▶ **Material supplied**:
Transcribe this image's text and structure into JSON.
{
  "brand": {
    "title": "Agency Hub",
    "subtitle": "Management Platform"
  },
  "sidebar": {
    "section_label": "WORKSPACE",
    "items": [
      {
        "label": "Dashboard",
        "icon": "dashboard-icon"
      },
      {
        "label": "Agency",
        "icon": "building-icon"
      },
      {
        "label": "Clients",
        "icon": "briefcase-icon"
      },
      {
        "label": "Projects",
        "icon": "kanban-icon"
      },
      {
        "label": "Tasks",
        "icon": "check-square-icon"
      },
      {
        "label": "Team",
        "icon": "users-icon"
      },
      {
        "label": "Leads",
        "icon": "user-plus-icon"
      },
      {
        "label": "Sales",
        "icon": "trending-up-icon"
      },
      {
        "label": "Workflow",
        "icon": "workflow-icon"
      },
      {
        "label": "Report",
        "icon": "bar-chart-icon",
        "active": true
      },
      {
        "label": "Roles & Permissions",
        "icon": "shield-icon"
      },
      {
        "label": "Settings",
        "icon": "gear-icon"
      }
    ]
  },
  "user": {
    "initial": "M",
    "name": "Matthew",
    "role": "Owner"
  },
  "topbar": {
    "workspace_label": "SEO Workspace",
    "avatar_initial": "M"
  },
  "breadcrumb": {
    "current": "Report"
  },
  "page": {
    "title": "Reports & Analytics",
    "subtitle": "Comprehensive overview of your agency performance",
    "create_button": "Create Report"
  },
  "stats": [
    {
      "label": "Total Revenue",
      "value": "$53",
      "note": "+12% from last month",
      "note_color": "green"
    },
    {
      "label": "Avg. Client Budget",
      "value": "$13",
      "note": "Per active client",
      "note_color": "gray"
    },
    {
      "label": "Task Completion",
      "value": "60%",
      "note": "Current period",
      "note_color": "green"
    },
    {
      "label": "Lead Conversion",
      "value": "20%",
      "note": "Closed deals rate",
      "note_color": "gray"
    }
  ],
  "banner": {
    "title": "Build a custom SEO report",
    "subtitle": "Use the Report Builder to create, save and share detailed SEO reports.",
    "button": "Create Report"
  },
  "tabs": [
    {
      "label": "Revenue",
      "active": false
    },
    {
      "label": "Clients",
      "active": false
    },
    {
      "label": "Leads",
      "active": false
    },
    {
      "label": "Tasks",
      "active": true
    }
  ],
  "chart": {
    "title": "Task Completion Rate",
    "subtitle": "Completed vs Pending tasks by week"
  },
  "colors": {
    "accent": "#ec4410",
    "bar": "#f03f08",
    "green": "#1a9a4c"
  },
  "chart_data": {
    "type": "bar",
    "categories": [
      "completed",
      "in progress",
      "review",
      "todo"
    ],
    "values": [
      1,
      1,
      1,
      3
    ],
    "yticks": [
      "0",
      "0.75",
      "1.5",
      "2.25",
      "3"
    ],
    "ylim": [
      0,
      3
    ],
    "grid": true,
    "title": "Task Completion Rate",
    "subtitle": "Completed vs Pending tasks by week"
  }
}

▶ **Written task**:
Please repeat all the records above exactly as they appear.

▶ **Solution for this exercise**:
Transcribe this image's text and structure into JSON.
{
  "brand": {
    "title": "Agency Hub",
    "subtitle": "Management Platform"
  },
  "sidebar": {
    "section_label": "WORKSPACE",
    "items": [
      {
        "label": "Dashboard",
        "icon": "dashboard-icon"
      },
      {
        "label": "Agency",
        "icon": "building-icon"
      },
      {
        "label": "Clients",
        "icon": "briefcase-icon"
      },
      {
        "label": "Projects",
        "icon": "kanban-icon"
      },
      {
        "label": "Tasks",
        "icon": "check-square-icon"
      },
      {
        "label": "Team",
        "icon": "users-icon"
      },
      {
        "label": "Leads",
        "icon": "user-plus-icon"
      },
      {
        "label": "Sales",
        "icon": "trending-up-icon"
      },
      {
        "label": "Workflow",
        "icon": "workflow-icon"
      },
      {
        "label": "Report",
        "icon": "bar-chart-icon",
        "active": true
      },
      {
        "label": "Roles & Permissions",
        "icon": "shield-icon"
      },
      {
        "label": "Settings",
        "icon": "gear-icon"
      }
    ]
  },
  "user": {
    "initial": "M",
    "name": "Matthew",
    "role": "Owner"
  },
  "topbar": {
    "workspace_label": "SEO Workspace",
    "avatar_initial": "M"
  },
  "breadcrumb": {
    "current": "Report"
  },
  "page": {
    "title": "Reports & Analytics",
    "subtitle": "Comprehensive overview of your agency performance",
    "create_button": "Create Report"
  },
  "stats": [
    {
      "label": "Total Revenue",
      "value": "$53",
      "note": "+12% from last month",
      "note_color": "green"
    },
    {
      "label": "Avg. Client Budget",
      "value": "$13",
      "note": "Per active client",
      "note_color": "gray"
    },
    {
      "label": "Task Completion",
      "value": "60%",
      "note": "Current period",
      "note_color": "green"
    },
    {
      "label": "Lead Conversion",
      "value": "20%",
      "note": "Closed deals rate",
      "note_color": "gray"
    }
  ],
  "banner": {
    "title": "Build a custom SEO report",
    "subtitle": "Use the Report Builder to create, save and share detailed SEO reports.",
    "button": "Create Report"
  },
  "tabs": [
    {
      "label": "Revenue",
      "active": false
    },
    {
      "label": "Clients",
      "active": false
    },
    {
      "label": "Leads",
      "active": false
    },
    {
      "label": "Tasks",
      "active": true
    }
  ],
  "chart": {
    "title": "Task Completion Rate",
    "subtitle": "Completed vs Pending tasks by week"
  },
  "colors": {
    "accent": "#ec4410",
    "bar": "#f03f08",
    "green": "#1a9a4c"
  },
  "chart_data": {
    "type": "bar",
    "categories": [
      "completed",
      "in progress",
      "review",
      "todo"
    ],
    "values": [
      1,
      1,
      1,
      3
    ],
    "yticks": [
      "0",
      "0.75",
      "1.5",
      "2.25",
      "3"
    ],
    "ylim": [
      0,
      3
    ],
    "grid": true,
    "title": "Task Completion Rate",
    "subtitle": "Completed vs Pending tasks by week"
  }
}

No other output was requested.